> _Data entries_
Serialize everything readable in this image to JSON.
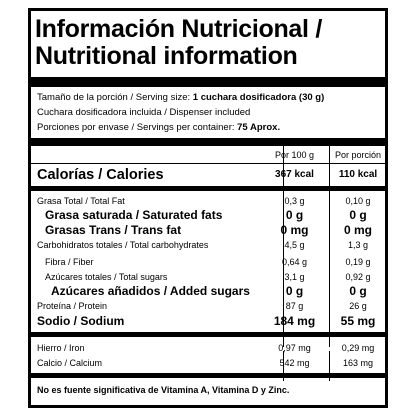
{
  "title": {
    "line1": "Información Nutricional /",
    "line2": "Nutritional information"
  },
  "serving": {
    "size_label": "Tamaño de la porción / Serving size: ",
    "size_value": "1 cuchara dosificadora (30 g)",
    "dispenser": "Cuchara dosificadora incluida / Dispenser included",
    "per_container_label": "Porciones por envase / Servings per container: ",
    "per_container_value": "75 Aprox."
  },
  "columns": {
    "per100": "Por 100 g",
    "perServing": "Por porción"
  },
  "calories": {
    "label": "Calorías / Calories",
    "per100": "367 kcal",
    "perServing": "110 kcal"
  },
  "nutrients": [
    {
      "label": "Grasa Total / Total Fat",
      "per100": "0,3 g",
      "perServing": "0,10 g"
    },
    {
      "label": "Grasa saturada / Saturated fats",
      "per100": "0 g",
      "perServing": "0 g"
    },
    {
      "label": "Grasas Trans / Trans fat",
      "per100": "0 mg",
      "perServing": "0 mg"
    },
    {
      "label": "Carbohidratos totales / Total carbohydrates",
      "per100": "4,5 g",
      "perServing": "1,3 g"
    },
    {
      "label": "Fibra / Fiber",
      "per100": "0,64 g",
      "perServing": "0,19 g"
    },
    {
      "label": "Azúcares totales / Total sugars",
      "per100": "3,1 g",
      "perServing": "0,92 g"
    },
    {
      "label": "Azúcares añadidos / Added sugars",
      "per100": "0 g",
      "perServing": "0 g"
    },
    {
      "label": "Proteína / Protein",
      "per100": "87 g",
      "perServing": "26 g"
    },
    {
      "label": "Sodio / Sodium",
      "per100": "184 mg",
      "perServing": "55 mg"
    }
  ],
  "minerals": [
    {
      "label": "Hierro / Iron",
      "per100": "0,97 mg",
      "perServing": "0,29 mg"
    },
    {
      "label": "Calcio / Calcium",
      "per100": "542 mg",
      "perServing": "163 mg"
    }
  ],
  "footnote": "No es fuente significativa de Vitamina A, Vitamina D y Zinc."
}
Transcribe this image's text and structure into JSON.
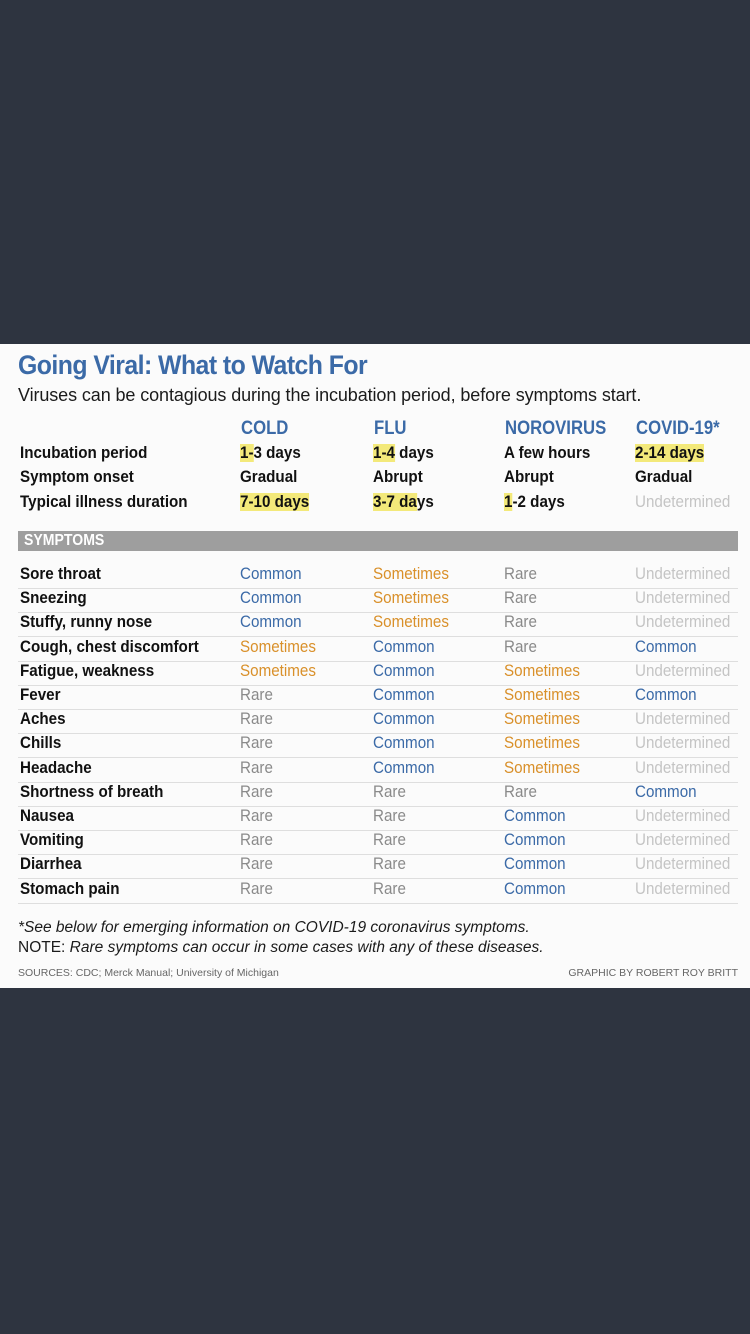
{
  "title": "Going Viral: What to Watch For",
  "subtitle": "Viruses can be contagious during the incubation period, before symptoms start.",
  "colors": {
    "background": "#2e3440",
    "title": "#3b6aa7",
    "common": "#3b6aa7",
    "sometimes": "#d9902a",
    "rare": "#8a8a8a",
    "undetermined": "#c4c4c4",
    "highlight": "#f3e97a",
    "section_bar": "#9e9e9e"
  },
  "columns": [
    "COLD",
    "FLU",
    "NOROVIRUS",
    "COVID-19*"
  ],
  "overview": [
    {
      "label": "Incubation period",
      "values": [
        {
          "hl": "1-",
          "rest": "3 days"
        },
        {
          "hl": "1-4",
          "rest": " days"
        },
        {
          "hl": "",
          "rest": "A few hours"
        },
        {
          "hl": "2-14 days",
          "rest": ""
        }
      ]
    },
    {
      "label": "Symptom onset",
      "values": [
        {
          "hl": "",
          "rest": "Gradual"
        },
        {
          "hl": "",
          "rest": "Abrupt"
        },
        {
          "hl": "",
          "rest": "Abrupt"
        },
        {
          "hl": "",
          "rest": "Gradual"
        }
      ]
    },
    {
      "label": "Typical illness duration",
      "values": [
        {
          "hl": "7-10 days",
          "rest": ""
        },
        {
          "hl": "3-7 da",
          "rest": "ys"
        },
        {
          "hl": "1",
          "rest": "-2 days"
        },
        {
          "hl": "",
          "rest": "Undetermined",
          "undet": true
        }
      ]
    }
  ],
  "symptoms_header": "SYMPTOMS",
  "symptoms": [
    {
      "name": "Sore throat",
      "values": [
        "Common",
        "Sometimes",
        "Rare",
        "Undetermined"
      ]
    },
    {
      "name": "Sneezing",
      "values": [
        "Common",
        "Sometimes",
        "Rare",
        "Undetermined"
      ]
    },
    {
      "name": "Stuffy, runny nose",
      "values": [
        "Common",
        "Sometimes",
        "Rare",
        "Undetermined"
      ]
    },
    {
      "name": "Cough, chest discomfort",
      "values": [
        "Sometimes",
        "Common",
        "Rare",
        "Common"
      ]
    },
    {
      "name": "Fatigue, weakness",
      "values": [
        "Sometimes",
        "Common",
        "Sometimes",
        "Undetermined"
      ]
    },
    {
      "name": "Fever",
      "values": [
        "Rare",
        "Common",
        "Sometimes",
        "Common"
      ]
    },
    {
      "name": "Aches",
      "values": [
        "Rare",
        "Common",
        "Sometimes",
        "Undetermined"
      ]
    },
    {
      "name": "Chills",
      "values": [
        "Rare",
        "Common",
        "Sometimes",
        "Undetermined"
      ]
    },
    {
      "name": "Headache",
      "values": [
        "Rare",
        "Common",
        "Sometimes",
        "Undetermined"
      ]
    },
    {
      "name": "Shortness of breath",
      "values": [
        "Rare",
        "Rare",
        "Rare",
        "Common"
      ]
    },
    {
      "name": "Nausea",
      "values": [
        "Rare",
        "Rare",
        "Common",
        "Undetermined"
      ]
    },
    {
      "name": "Vomiting",
      "values": [
        "Rare",
        "Rare",
        "Common",
        "Undetermined"
      ]
    },
    {
      "name": "Diarrhea",
      "values": [
        "Rare",
        "Rare",
        "Common",
        "Undetermined"
      ]
    },
    {
      "name": "Stomach pain",
      "values": [
        "Rare",
        "Rare",
        "Common",
        "Undetermined"
      ]
    }
  ],
  "footnote": "*See below for emerging information on COVID-19 coronavirus symptoms.",
  "note_prefix": "NOTE:",
  "note_text": " Rare symptoms can occur in some cases with any of these diseases.",
  "sources": "SOURCES: CDC; Merck Manual; University of Michigan",
  "credit": "GRAPHIC BY ROBERT ROY BRITT"
}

> _WHAT IS REQUIRED_
Copy out, from the data above, every line holding the word "JSON".

> _EXERCISE SOLUTION_
Serialize everything readable in this image to JSON.
Transcribe this image's text and structure into JSON.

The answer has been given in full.